Chart and figure data
□ □ □ □ □ □ □

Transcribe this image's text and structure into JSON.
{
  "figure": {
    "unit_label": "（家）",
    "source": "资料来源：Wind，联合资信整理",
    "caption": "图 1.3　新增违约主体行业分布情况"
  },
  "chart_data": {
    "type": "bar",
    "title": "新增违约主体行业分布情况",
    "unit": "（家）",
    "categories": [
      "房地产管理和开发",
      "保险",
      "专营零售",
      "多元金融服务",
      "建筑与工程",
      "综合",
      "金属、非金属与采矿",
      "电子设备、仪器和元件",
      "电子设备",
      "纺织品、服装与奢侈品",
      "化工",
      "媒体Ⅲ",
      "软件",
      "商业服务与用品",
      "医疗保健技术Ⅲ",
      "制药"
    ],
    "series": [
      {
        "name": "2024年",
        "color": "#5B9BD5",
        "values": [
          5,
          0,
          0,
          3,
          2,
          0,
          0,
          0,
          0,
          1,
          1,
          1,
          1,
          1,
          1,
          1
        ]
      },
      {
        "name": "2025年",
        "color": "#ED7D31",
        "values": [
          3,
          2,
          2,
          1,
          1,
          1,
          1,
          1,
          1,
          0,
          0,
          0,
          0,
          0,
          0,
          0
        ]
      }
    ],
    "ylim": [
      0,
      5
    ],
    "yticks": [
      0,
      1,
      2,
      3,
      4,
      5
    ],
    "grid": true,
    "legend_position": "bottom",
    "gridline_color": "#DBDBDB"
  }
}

□ □ □ □ □ □ □

WORK TO DO> Give all of the entries again, word for word.

WRITTEN ANSWER>
Transcribe this image's text and structure into JSON.
{
  "figure": {
    "unit_label": "（家）",
    "source": "资料来源：Wind，联合资信整理",
    "caption": "图 1.3　新增违约主体行业分布情况"
  },
  "chart_data": {
    "type": "bar",
    "title": "新增违约主体行业分布情况",
    "unit": "（家）",
    "categories": [
      "房地产管理和开发",
      "保险",
      "专营零售",
      "多元金融服务",
      "建筑与工程",
      "综合",
      "金属、非金属与采矿",
      "电子设备、仪器和元件",
      "电子设备",
      "纺织品、服装与奢侈品",
      "化工",
      "媒体Ⅲ",
      "软件",
      "商业服务与用品",
      "医疗保健技术Ⅲ",
      "制药"
    ],
    "series": [
      {
        "name": "2024年",
        "color": "#5B9BD5",
        "values": [
          5,
          0,
          0,
          3,
          2,
          0,
          0,
          0,
          0,
          1,
          1,
          1,
          1,
          1,
          1,
          1
        ]
      },
      {
        "name": "2025年",
        "color": "#ED7D31",
        "values": [
          3,
          2,
          2,
          1,
          1,
          1,
          1,
          1,
          1,
          0,
          0,
          0,
          0,
          0,
          0,
          0
        ]
      }
    ],
    "ylim": [
      0,
      5
    ],
    "yticks": [
      0,
      1,
      2,
      3,
      4,
      5
    ],
    "grid": true,
    "legend_position": "bottom",
    "gridline_color": "#DBDBDB"
  }
}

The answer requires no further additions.